• [Work to complete]:
Take the entries below and print all of them exactly, please.

• [Supplied records]:
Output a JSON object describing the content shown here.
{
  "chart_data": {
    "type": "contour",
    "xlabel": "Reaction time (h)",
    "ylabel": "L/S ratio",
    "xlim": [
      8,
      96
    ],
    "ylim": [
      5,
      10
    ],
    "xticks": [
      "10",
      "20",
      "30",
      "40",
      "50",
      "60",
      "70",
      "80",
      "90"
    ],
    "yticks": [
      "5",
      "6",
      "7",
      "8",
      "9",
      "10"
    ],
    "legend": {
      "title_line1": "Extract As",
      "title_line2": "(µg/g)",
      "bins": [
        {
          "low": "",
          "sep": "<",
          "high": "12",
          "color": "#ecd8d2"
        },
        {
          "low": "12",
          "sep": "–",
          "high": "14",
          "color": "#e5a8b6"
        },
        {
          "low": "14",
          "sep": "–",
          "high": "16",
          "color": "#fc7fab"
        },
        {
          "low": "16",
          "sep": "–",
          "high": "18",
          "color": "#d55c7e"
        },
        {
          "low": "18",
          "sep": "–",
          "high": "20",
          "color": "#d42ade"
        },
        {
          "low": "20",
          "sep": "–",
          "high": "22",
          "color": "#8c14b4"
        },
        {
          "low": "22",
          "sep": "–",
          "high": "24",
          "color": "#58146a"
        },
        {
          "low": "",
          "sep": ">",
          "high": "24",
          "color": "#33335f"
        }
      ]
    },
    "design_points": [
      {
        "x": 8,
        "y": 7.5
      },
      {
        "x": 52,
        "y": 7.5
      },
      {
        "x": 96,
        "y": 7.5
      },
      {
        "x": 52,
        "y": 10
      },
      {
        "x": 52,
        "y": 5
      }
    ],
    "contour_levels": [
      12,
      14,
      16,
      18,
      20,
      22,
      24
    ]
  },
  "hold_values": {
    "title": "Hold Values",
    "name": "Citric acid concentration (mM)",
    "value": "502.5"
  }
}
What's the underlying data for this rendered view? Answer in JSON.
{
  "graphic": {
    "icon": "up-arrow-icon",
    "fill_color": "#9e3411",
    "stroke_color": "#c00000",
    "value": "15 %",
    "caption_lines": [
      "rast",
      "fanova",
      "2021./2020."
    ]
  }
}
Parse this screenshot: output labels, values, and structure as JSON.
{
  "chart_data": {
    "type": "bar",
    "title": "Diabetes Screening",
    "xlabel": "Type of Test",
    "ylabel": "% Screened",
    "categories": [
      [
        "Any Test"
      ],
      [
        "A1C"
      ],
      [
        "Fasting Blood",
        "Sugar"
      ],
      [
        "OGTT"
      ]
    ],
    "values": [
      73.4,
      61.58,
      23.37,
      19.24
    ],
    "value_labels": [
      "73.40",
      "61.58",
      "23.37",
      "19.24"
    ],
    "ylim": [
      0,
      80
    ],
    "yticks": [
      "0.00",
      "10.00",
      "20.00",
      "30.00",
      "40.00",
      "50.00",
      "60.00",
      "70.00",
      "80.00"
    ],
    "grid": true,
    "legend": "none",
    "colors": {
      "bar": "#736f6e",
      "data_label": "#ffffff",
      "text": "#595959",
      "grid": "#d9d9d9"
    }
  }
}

• [Written answer]:
Output a JSON object describing the content shown here.
{
  "chart_data": {
    "type": "contour",
    "xlabel": "Reaction time (h)",
    "ylabel": "L/S ratio",
    "xlim": [
      8,
      96
    ],
    "ylim": [
      5,
      10
    ],
    "xticks": [
      "10",
      "20",
      "30",
      "40",
      "50",
      "60",
      "70",
      "80",
      "90"
    ],
    "yticks": [
      "5",
      "6",
      "7",
      "8",
      "9",
      "10"
    ],
    "legend": {
      "title_line1": "Extract As",
      "title_line2": "(µg/g)",
      "bins": [
        {
          "low": "",
          "sep": "<",
          "high": "12",
          "color": "#ecd8d2"
        },
        {
          "low": "12",
          "sep": "–",
          "high": "14",
          "color": "#e5a8b6"
        },
        {
          "low": "14",
          "sep": "–",
          "high": "16",
          "color": "#fc7fab"
        },
        {
          "low": "16",
          "sep": "–",
          "high": "18",
          "color": "#d55c7e"
        },
        {
          "low": "18",
          "sep": "–",
          "high": "20",
          "color": "#d42ade"
        },
        {
          "low": "20",
          "sep": "–",
          "high": "22",
          "color": "#8c14b4"
        },
        {
          "low": "22",
          "sep": "–",
          "high": "24",
          "color": "#58146a"
        },
        {
          "low": "",
          "sep": ">",
          "high": "24",
          "color": "#33335f"
        }
      ]
    },
    "design_points": [
      {
        "x": 8,
        "y": 7.5
      },
      {
        "x": 52,
        "y": 7.5
      },
      {
        "x": 96,
        "y": 7.5
      },
      {
        "x": 52,
        "y": 10
      },
      {
        "x": 52,
        "y": 5
      }
    ],
    "contour_levels": [
      12,
      14,
      16,
      18,
      20,
      22,
      24
    ]
  },
  "hold_values": {
    "title": "Hold Values",
    "name": "Citric acid concentration (mM)",
    "value": "502.5"
  }
}
What's the underlying data for this rendered view? Answer in JSON.
{
  "graphic": {
    "icon": "up-arrow-icon",
    "fill_color": "#9e3411",
    "stroke_color": "#c00000",
    "value": "15 %",
    "caption_lines": [
      "rast",
      "fanova",
      "2021./2020."
    ]
  }
}
Parse this screenshot: output labels, values, and structure as JSON.
{
  "chart_data": {
    "type": "bar",
    "title": "Diabetes Screening",
    "xlabel": "Type of Test",
    "ylabel": "% Screened",
    "categories": [
      [
        "Any Test"
      ],
      [
        "A1C"
      ],
      [
        "Fasting Blood",
        "Sugar"
      ],
      [
        "OGTT"
      ]
    ],
    "values": [
      73.4,
      61.58,
      23.37,
      19.24
    ],
    "value_labels": [
      "73.40",
      "61.58",
      "23.37",
      "19.24"
    ],
    "ylim": [
      0,
      80
    ],
    "yticks": [
      "0.00",
      "10.00",
      "20.00",
      "30.00",
      "40.00",
      "50.00",
      "60.00",
      "70.00",
      "80.00"
    ],
    "grid": true,
    "legend": "none",
    "colors": {
      "bar": "#736f6e",
      "data_label": "#ffffff",
      "text": "#595959",
      "grid": "#d9d9d9"
    }
  }
}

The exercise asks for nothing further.